Look below. Copy each line that has "content" in it.

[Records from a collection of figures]

⟨

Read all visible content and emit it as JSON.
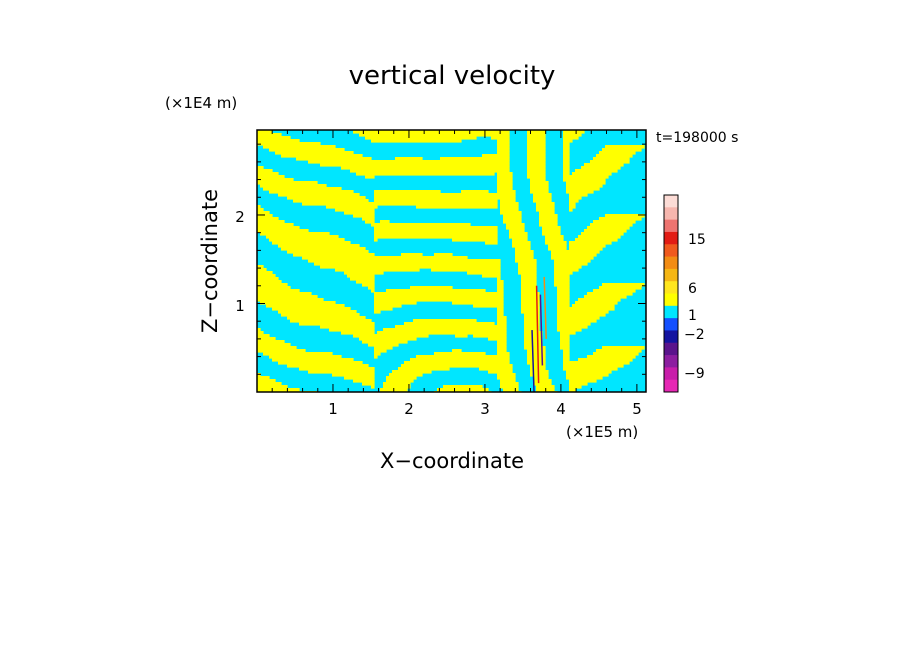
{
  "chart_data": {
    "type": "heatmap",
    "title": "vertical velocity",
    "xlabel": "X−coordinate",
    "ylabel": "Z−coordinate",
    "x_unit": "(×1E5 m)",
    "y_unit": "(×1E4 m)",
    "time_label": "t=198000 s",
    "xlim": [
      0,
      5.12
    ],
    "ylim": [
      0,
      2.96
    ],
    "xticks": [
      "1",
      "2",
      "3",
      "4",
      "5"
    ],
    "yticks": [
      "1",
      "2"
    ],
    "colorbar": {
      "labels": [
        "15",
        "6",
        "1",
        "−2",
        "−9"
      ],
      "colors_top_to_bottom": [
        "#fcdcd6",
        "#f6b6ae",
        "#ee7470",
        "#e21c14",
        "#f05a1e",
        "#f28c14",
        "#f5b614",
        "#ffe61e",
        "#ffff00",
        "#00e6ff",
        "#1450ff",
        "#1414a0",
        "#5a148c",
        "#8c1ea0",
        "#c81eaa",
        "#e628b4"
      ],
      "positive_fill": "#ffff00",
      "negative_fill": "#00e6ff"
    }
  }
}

⟩
⟨

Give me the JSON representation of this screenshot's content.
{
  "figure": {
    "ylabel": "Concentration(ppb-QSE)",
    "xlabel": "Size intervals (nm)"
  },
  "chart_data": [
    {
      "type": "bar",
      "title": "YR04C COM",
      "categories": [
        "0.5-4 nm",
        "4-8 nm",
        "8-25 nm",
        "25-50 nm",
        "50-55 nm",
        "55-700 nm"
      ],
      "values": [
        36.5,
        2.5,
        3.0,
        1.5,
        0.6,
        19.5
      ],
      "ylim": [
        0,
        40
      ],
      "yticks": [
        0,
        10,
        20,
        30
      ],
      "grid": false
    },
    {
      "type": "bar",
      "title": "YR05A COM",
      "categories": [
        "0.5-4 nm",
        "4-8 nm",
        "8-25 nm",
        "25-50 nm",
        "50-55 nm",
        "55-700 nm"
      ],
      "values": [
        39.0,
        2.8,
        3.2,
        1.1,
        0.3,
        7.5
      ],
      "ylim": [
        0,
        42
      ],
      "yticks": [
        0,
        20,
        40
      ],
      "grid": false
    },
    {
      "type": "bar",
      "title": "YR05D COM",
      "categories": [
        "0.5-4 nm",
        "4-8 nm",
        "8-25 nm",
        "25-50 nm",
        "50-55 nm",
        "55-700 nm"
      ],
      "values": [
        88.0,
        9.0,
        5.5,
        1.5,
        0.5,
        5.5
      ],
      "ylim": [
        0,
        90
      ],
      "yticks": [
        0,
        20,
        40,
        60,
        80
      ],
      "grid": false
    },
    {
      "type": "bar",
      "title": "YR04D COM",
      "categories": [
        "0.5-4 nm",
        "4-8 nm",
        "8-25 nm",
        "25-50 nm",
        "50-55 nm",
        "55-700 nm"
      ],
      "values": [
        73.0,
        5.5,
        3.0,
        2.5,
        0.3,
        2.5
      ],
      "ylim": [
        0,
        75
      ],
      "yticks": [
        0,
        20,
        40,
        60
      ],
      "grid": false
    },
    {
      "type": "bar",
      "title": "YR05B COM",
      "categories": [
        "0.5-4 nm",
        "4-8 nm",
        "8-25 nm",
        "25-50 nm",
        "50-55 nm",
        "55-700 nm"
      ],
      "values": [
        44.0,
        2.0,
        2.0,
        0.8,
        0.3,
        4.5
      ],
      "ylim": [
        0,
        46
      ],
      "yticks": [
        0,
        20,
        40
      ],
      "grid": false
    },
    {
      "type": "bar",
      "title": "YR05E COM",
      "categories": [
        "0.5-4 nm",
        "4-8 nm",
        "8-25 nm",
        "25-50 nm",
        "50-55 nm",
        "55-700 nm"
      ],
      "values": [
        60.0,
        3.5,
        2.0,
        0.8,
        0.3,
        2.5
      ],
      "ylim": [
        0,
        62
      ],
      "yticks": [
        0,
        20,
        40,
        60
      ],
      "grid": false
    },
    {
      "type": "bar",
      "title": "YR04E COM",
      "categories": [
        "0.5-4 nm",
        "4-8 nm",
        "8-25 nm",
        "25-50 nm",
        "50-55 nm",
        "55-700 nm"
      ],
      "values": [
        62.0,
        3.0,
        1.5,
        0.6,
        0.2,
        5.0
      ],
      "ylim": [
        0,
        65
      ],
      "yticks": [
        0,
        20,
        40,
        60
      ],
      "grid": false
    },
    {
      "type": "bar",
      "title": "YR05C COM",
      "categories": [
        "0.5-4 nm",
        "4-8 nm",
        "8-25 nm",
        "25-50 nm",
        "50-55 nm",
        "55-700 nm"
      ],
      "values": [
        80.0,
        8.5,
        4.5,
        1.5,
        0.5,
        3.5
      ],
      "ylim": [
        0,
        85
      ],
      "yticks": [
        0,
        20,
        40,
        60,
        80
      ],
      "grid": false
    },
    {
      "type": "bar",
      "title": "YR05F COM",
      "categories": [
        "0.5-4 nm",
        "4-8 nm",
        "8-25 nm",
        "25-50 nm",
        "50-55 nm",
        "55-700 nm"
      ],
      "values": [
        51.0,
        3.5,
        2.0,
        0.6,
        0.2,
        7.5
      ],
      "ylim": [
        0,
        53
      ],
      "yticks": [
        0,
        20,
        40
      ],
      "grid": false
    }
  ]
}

⟩

### Result of the exercise
Read all visible content and emit it as JSON.
Give me the JSON representation of this screenshot's content.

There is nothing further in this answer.